--- BEGIN ---
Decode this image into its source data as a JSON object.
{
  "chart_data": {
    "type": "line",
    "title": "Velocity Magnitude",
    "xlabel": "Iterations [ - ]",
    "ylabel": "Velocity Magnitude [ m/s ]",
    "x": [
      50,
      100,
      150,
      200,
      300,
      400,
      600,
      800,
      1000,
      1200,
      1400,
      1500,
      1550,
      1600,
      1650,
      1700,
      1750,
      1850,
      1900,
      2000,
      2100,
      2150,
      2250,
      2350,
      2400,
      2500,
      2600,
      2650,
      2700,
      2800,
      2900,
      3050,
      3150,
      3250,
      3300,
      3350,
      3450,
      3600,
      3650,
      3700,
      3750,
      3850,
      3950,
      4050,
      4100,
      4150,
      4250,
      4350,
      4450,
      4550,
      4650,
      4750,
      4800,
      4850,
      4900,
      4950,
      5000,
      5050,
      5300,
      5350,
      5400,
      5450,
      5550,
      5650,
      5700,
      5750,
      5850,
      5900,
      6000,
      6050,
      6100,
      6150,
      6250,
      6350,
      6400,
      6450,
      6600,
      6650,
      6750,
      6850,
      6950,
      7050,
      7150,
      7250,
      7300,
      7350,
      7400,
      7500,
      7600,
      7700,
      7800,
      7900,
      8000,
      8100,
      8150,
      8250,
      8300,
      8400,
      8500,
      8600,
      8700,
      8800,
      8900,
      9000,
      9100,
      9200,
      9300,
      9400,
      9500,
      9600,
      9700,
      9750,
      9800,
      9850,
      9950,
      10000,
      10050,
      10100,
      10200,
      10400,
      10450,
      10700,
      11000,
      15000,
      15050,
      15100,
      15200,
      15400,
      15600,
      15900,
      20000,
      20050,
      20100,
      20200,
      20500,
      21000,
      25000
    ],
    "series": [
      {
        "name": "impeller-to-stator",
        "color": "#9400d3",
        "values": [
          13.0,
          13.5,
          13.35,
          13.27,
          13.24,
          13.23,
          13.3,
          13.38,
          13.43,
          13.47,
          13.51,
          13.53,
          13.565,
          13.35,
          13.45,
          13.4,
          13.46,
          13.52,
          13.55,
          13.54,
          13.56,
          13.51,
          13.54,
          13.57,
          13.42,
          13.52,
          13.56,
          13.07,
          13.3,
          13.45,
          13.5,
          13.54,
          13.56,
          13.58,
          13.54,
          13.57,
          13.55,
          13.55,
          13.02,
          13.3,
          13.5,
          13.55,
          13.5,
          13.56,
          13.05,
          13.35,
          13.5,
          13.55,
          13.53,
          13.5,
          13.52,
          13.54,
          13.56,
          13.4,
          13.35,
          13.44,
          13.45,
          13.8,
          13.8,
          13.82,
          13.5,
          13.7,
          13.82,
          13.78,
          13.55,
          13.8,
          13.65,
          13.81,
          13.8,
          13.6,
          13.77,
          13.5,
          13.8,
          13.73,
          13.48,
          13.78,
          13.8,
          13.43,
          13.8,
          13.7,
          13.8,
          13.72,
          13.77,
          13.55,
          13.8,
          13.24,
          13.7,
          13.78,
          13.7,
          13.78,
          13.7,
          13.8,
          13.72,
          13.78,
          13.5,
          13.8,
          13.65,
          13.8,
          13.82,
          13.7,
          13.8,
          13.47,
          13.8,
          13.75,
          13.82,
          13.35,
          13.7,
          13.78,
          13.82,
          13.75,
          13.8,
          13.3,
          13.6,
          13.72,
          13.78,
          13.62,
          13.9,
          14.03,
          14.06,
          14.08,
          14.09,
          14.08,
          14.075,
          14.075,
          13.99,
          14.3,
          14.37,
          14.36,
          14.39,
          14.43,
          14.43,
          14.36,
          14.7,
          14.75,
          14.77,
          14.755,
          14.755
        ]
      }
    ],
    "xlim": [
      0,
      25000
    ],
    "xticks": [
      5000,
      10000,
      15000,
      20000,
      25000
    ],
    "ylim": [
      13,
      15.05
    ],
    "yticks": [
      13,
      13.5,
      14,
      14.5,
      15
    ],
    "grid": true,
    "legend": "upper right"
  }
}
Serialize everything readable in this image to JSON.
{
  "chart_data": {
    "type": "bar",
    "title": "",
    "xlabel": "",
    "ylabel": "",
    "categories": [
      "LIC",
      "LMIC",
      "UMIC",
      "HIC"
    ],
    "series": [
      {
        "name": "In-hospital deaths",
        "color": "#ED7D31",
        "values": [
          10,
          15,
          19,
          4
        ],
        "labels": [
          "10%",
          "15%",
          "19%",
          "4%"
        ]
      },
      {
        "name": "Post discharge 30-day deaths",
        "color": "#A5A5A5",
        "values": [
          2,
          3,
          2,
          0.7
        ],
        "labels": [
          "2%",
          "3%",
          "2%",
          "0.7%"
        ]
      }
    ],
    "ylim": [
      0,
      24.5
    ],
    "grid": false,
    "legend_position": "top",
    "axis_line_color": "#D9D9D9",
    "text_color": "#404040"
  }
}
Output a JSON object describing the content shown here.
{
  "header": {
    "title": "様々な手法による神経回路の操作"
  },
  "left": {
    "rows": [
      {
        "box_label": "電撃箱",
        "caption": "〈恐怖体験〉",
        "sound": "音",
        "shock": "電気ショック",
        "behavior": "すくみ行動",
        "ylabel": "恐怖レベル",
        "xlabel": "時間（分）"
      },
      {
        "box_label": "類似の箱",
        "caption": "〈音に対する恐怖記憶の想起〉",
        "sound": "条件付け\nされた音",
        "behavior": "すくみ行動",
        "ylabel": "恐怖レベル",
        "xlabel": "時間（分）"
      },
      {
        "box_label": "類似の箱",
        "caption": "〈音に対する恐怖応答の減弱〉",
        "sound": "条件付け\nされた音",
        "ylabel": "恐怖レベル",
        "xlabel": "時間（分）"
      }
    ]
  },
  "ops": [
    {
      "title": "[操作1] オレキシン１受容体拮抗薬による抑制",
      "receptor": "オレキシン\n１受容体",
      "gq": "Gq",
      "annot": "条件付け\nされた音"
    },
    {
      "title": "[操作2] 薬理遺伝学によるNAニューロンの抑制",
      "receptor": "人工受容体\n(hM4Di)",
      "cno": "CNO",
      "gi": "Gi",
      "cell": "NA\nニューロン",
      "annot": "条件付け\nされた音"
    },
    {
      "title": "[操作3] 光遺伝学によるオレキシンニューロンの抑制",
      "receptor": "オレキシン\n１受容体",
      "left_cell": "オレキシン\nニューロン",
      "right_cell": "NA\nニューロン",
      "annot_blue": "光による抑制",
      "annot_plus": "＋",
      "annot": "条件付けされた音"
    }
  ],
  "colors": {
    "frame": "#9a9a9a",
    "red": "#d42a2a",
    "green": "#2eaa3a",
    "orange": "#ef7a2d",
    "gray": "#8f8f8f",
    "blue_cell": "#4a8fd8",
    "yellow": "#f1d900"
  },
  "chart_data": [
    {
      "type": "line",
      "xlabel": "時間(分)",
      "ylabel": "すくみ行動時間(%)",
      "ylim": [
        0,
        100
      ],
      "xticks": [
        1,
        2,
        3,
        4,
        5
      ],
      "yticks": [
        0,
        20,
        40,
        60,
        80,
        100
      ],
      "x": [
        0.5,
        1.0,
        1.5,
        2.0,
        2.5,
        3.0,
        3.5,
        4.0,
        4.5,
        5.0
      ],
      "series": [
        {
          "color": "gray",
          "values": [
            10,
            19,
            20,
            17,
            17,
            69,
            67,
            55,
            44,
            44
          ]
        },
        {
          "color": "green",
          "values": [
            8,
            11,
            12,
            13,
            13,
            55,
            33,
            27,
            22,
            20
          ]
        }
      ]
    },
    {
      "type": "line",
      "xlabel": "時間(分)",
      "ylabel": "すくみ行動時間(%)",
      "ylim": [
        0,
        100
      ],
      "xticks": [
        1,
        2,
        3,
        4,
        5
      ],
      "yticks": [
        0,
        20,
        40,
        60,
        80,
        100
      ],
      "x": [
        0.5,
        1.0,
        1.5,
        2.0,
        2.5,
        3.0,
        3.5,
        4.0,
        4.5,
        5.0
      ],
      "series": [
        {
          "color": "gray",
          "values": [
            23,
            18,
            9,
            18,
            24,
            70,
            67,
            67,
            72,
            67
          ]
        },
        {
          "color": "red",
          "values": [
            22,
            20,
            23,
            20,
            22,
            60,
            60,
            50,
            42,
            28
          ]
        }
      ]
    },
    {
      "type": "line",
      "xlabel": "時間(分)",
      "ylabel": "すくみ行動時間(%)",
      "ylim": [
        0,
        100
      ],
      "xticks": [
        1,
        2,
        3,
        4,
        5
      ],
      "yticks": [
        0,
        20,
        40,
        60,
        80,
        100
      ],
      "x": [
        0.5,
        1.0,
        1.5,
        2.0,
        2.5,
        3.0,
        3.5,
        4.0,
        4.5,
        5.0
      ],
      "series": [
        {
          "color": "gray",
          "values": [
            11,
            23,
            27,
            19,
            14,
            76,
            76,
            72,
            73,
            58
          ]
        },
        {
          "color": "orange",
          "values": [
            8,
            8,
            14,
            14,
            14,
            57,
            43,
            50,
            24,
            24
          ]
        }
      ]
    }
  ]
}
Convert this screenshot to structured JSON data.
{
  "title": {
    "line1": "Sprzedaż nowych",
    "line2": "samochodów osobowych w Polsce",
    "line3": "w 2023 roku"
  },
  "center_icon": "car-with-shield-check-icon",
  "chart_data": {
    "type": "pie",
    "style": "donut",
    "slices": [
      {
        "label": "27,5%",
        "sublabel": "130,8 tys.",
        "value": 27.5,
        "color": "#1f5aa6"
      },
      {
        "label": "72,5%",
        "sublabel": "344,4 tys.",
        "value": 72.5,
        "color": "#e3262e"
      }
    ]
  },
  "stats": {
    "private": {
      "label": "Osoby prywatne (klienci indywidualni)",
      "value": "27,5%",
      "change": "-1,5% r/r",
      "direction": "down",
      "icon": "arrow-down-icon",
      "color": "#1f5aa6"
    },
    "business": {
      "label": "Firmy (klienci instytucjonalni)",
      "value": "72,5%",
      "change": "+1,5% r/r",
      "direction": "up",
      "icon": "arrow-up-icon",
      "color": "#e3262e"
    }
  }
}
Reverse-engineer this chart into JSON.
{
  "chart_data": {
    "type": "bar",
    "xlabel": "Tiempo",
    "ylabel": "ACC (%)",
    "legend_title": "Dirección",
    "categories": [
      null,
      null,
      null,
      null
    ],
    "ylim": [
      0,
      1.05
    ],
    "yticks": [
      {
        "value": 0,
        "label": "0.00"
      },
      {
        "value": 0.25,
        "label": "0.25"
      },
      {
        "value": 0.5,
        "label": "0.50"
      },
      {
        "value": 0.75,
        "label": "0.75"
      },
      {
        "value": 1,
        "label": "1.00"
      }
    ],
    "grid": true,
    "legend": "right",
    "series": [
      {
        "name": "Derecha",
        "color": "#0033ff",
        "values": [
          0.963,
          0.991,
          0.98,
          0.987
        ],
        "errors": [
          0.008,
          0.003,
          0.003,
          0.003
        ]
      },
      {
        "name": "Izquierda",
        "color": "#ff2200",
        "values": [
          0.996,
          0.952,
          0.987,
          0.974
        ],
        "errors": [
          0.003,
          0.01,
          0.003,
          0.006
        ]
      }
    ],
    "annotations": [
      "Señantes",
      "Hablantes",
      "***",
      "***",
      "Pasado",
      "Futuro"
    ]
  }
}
--- END ---
(Your task)
Return the lines above, from the one containing "Reverse-engineer this chart into JSON." to the end, exactly as they stand.

(Correct result)
Reverse-engineer this chart into JSON.
{
  "chart_data": {
    "type": "bar",
    "xlabel": "Tiempo",
    "ylabel": "ACC (%)",
    "legend_title": "Dirección",
    "categories": [
      null,
      null,
      null,
      null
    ],
    "ylim": [
      0,
      1.05
    ],
    "yticks": [
      {
        "value": 0,
        "label": "0.00"
      },
      {
        "value": 0.25,
        "label": "0.25"
      },
      {
        "value": 0.5,
        "label": "0.50"
      },
      {
        "value": 0.75,
        "label": "0.75"
      },
      {
        "value": 1,
        "label": "1.00"
      }
    ],
    "grid": true,
    "legend": "right",
    "series": [
      {
        "name": "Derecha",
        "color": "#0033ff",
        "values": [
          0.963,
          0.991,
          0.98,
          0.987
        ],
        "errors": [
          0.008,
          0.003,
          0.003,
          0.003
        ]
      },
      {
        "name": "Izquierda",
        "color": "#ff2200",
        "values": [
          0.996,
          0.952,
          0.987,
          0.974
        ],
        "errors": [
          0.003,
          0.01,
          0.003,
          0.006
        ]
      }
    ],
    "annotations": [
      "Señantes",
      "Hablantes",
      "***",
      "***",
      "Pasado",
      "Futuro"
    ]
  }
}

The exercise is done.